DO THIS: Gather all lines in the data that hold the string "text".

SUPPLIED MATERIAL:
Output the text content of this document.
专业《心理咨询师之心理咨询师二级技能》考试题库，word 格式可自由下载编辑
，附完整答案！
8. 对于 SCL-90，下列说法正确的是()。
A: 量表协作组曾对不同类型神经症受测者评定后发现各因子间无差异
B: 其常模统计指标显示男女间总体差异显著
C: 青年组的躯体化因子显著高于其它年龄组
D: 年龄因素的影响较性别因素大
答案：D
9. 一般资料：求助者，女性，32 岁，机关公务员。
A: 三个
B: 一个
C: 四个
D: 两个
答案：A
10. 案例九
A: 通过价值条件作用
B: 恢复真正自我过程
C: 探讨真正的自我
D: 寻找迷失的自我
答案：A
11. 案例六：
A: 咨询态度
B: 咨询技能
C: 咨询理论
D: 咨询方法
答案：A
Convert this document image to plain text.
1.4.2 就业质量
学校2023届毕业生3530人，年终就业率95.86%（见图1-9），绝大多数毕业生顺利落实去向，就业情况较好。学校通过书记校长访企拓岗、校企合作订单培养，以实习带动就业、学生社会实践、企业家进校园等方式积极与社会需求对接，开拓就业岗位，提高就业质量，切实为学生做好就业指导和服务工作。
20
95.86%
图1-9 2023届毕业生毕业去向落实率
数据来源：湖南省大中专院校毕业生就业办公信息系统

OUTPUT OF THE EXERCISE:
Output the text content of this document.
Convert this document image to plain text.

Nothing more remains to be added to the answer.